───── Data excerpts

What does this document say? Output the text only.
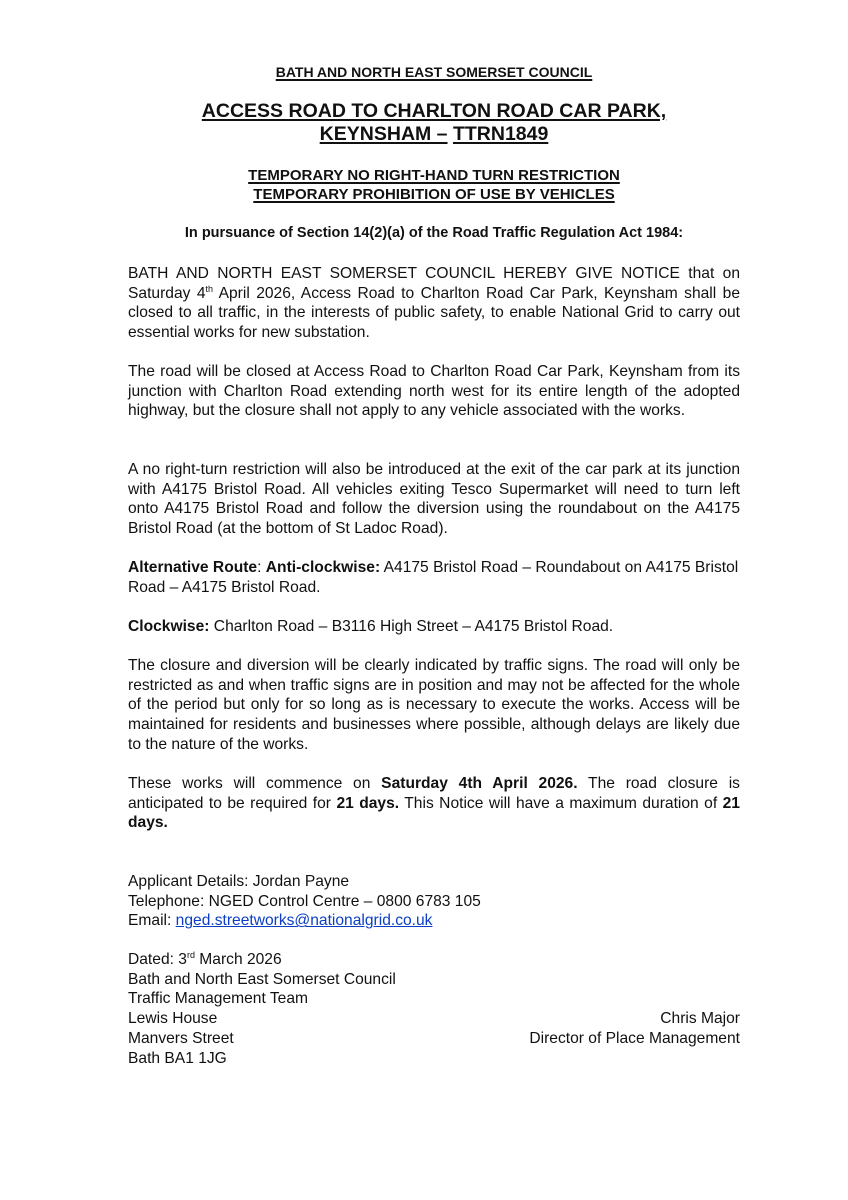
BATH AND NORTH EAST SOMERSET COUNCIL
ACCESS ROAD TO CHARLTON ROAD CAR PARK,
KEYNSHAM – TTRN1849
TEMPORARY NO RIGHT-HAND TURN RESTRICTION
TEMPORARY PROHIBITION OF USE BY VEHICLES
In pursuance of Section 14(2)(a) of the Road Traffic Regulation Act 1984:
BATH AND NORTH EAST SOMERSET COUNCIL HEREBY GIVE NOTICE that on Saturday 4th April 2026, Access Road to Charlton Road Car Park, Keynsham shall be closed to all traffic, in the interests of public safety, to enable National Grid to carry out essential works for new substation.
The road will be closed at Access Road to Charlton Road Car Park, Keynsham from its junction with Charlton Road extending north west for its entire length of the adopted highway, but the closure shall not apply to any vehicle associated with the works.
A no right-turn restriction will also be introduced at the exit of the car park at its junction with A4175 Bristol Road. All vehicles exiting Tesco Supermarket will need to turn left onto A4175 Bristol Road and follow the diversion using the roundabout on the A4175 Bristol Road (at the bottom of St Ladoc Road).
Alternative Route: Anti-clockwise: A4175 Bristol Road – Roundabout on A4175 Bristol Road – A4175 Bristol Road.
Clockwise: Charlton Road – B3116 High Street – A4175 Bristol Road.
The closure and diversion will be clearly indicated by traffic signs. The road will only be restricted as and when traffic signs are in position and may not be affected for the whole of the period but only for so long as is necessary to execute the works. Access will be maintained for residents and businesses where possible, although delays are likely due to the nature of the works.
These works will commence on Saturday 4th April 2026. The road closure is anticipated to be required for 21 days. This Notice will have a maximum duration of 21 days.
Applicant Details: Jordan Payne
Telephone: NGED Control Centre – 0800 6783 105
Email: nged.streetworks@nationalgrid.co.uk
Dated: 3rd March 2026
Bath and North East Somerset Council
Traffic Management Team
Lewis House
Manvers Street
Bath BA1 1JG
Chris Major
Director of Place Management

──────────

Write the records out again in full, exactly, and skip every picture.

| Result for this exercise |
What does this document say? Output the text only.
BATH AND NORTH EAST SOMERSET COUNCIL
ACCESS ROAD TO CHARLTON ROAD CAR PARK,
KEYNSHAM – TTRN1849
TEMPORARY NO RIGHT-HAND TURN RESTRICTION
TEMPORARY PROHIBITION OF USE BY VEHICLES
In pursuance of Section 14(2)(a) of the Road Traffic Regulation Act 1984:
BATH AND NORTH EAST SOMERSET COUNCIL HEREBY GIVE NOTICE that on Saturday 4th April 2026, Access Road to Charlton Road Car Park, Keynsham shall be closed to all traffic, in the interests of public safety, to enable National Grid to carry out essential works for new substation.
The road will be closed at Access Road to Charlton Road Car Park, Keynsham from its junction with Charlton Road extending north west for its entire length of the adopted highway, but the closure shall not apply to any vehicle associated with the works.
A no right-turn restriction will also be introduced at the exit of the car park at its junction with A4175 Bristol Road. All vehicles exiting Tesco Supermarket will need to turn left onto A4175 Bristol Road and follow the diversion using the roundabout on the A4175 Bristol Road (at the bottom of St Ladoc Road).
Alternative Route: Anti-clockwise: A4175 Bristol Road – Roundabout on A4175 Bristol Road – A4175 Bristol Road.
Clockwise: Charlton Road – B3116 High Street – A4175 Bristol Road.
The closure and diversion will be clearly indicated by traffic signs. The road will only be restricted as and when traffic signs are in position and may not be affected for the whole of the period but only for so long as is necessary to execute the works. Access will be maintained for residents and businesses where possible, although delays are likely due to the nature of the works.
These works will commence on Saturday 4th April 2026. The road closure is anticipated to be required for 21 days. This Notice will have a maximum duration of 21 days.
Applicant Details: Jordan Payne
Telephone: NGED Control Centre – 0800 6783 105
Email: nged.streetworks@nationalgrid.co.uk
Dated: 3rd March 2026
Bath and North East Somerset Council
Traffic Management Team
Lewis House
Manvers Street
Bath BA1 1JG
Chris Major
Director of Place Management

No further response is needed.